• SUPPLIED MATERIAL
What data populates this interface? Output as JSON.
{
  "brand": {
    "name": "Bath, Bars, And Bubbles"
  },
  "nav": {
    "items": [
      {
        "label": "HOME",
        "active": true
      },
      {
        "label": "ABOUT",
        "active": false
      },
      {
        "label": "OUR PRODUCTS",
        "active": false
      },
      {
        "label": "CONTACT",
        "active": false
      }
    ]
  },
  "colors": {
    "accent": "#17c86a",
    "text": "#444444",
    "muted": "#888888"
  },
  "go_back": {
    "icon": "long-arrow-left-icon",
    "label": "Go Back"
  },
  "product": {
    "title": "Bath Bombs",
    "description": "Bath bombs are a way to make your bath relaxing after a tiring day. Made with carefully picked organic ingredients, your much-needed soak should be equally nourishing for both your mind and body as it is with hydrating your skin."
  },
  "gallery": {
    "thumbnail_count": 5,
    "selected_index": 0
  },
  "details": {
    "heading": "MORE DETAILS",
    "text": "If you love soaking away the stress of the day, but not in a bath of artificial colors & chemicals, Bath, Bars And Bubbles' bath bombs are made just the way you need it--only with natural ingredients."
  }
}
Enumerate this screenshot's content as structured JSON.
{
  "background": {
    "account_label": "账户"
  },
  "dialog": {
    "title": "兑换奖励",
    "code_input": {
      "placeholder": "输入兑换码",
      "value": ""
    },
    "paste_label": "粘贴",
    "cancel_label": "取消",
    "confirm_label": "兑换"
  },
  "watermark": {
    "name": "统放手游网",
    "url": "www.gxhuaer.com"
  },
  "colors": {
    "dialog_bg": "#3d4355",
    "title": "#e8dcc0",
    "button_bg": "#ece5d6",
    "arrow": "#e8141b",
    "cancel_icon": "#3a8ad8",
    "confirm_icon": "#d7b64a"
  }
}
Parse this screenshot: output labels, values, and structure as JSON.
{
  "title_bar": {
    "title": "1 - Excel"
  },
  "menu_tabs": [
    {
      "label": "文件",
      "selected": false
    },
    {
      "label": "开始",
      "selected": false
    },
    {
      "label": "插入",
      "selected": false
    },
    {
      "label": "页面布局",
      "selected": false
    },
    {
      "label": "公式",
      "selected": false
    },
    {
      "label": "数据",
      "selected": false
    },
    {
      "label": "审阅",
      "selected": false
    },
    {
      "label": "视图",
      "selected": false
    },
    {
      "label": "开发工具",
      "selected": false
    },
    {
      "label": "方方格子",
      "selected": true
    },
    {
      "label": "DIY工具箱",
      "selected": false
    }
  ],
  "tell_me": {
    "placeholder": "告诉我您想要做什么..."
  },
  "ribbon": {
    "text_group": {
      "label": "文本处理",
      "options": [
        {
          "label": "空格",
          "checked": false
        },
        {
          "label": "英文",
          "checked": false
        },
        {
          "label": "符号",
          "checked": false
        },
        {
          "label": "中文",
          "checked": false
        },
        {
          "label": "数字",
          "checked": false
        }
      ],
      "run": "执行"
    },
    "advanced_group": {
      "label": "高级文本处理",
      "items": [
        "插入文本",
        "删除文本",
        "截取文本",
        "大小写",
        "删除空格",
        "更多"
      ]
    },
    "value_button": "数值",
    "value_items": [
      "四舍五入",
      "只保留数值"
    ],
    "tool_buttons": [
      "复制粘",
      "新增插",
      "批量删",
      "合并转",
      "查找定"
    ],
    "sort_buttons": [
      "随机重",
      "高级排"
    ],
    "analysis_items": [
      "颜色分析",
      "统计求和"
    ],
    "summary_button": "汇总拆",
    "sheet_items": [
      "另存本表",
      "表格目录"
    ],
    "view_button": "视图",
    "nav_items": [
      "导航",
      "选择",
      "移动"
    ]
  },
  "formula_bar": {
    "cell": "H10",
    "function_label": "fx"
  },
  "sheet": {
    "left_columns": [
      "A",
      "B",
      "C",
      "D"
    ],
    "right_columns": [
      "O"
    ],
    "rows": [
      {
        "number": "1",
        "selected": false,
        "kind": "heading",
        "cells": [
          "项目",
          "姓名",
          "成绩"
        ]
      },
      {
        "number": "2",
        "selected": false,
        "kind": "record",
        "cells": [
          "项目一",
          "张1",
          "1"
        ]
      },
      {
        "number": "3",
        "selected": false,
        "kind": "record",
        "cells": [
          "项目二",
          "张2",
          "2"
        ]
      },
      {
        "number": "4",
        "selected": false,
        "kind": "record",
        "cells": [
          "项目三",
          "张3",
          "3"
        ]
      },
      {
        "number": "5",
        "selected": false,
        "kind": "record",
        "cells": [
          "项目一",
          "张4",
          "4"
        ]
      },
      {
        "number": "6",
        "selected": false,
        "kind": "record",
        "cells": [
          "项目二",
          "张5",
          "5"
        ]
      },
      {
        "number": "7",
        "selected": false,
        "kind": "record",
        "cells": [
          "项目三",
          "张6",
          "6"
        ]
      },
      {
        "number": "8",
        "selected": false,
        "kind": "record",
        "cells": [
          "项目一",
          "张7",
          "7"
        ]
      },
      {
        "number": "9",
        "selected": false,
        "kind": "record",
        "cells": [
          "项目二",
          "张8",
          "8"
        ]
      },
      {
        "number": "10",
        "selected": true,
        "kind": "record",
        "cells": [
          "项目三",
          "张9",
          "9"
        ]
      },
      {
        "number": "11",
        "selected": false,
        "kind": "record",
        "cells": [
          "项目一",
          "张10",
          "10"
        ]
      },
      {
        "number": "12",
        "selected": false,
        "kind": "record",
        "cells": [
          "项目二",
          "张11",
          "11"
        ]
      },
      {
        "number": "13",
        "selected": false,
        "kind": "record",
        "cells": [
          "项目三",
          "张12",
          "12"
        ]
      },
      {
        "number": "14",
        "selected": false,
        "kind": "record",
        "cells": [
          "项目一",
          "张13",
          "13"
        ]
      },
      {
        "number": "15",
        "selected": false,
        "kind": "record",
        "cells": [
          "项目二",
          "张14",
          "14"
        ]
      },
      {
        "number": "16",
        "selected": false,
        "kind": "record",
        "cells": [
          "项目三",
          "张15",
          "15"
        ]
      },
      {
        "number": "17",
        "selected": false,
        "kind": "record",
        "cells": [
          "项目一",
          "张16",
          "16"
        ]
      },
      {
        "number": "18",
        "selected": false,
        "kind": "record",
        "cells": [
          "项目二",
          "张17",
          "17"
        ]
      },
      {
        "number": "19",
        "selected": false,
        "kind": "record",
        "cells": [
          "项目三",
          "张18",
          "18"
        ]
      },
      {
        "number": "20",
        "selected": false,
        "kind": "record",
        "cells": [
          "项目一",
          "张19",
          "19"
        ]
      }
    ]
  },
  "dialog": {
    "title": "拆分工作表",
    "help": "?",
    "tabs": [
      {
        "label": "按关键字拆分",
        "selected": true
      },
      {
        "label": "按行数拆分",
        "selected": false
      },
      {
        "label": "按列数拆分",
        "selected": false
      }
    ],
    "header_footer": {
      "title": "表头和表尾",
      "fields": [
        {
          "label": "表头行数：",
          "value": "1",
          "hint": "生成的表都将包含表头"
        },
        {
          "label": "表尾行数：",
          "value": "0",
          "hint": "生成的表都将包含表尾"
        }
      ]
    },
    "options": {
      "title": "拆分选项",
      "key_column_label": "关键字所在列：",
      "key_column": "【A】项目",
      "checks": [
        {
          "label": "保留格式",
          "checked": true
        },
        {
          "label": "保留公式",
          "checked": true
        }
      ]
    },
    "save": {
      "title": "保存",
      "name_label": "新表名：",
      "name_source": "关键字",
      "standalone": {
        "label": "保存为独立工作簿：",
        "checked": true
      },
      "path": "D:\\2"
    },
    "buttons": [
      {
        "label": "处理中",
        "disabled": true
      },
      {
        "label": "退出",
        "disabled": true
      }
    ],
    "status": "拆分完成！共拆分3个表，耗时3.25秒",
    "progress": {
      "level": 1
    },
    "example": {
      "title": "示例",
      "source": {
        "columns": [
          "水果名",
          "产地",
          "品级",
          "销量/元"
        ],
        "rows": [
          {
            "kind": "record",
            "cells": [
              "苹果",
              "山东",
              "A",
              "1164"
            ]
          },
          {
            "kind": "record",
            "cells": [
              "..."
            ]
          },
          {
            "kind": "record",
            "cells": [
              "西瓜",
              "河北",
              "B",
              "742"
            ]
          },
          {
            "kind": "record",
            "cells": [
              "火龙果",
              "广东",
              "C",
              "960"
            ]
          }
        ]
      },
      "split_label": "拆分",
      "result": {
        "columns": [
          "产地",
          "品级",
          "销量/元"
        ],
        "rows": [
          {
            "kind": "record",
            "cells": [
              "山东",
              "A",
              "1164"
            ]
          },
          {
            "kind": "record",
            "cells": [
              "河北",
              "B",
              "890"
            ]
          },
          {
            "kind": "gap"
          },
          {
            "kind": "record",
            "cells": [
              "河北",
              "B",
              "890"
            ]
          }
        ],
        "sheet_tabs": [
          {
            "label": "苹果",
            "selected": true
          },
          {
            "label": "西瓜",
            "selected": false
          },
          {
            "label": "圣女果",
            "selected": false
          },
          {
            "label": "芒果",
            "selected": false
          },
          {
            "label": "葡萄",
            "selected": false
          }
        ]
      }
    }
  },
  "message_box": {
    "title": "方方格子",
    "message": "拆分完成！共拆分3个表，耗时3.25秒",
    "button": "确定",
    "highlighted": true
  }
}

• GOAL
Check every line of the records above for the string "ingredients" and say how many contain it, giving the number alone.

• COMPLETE OUTPUT
2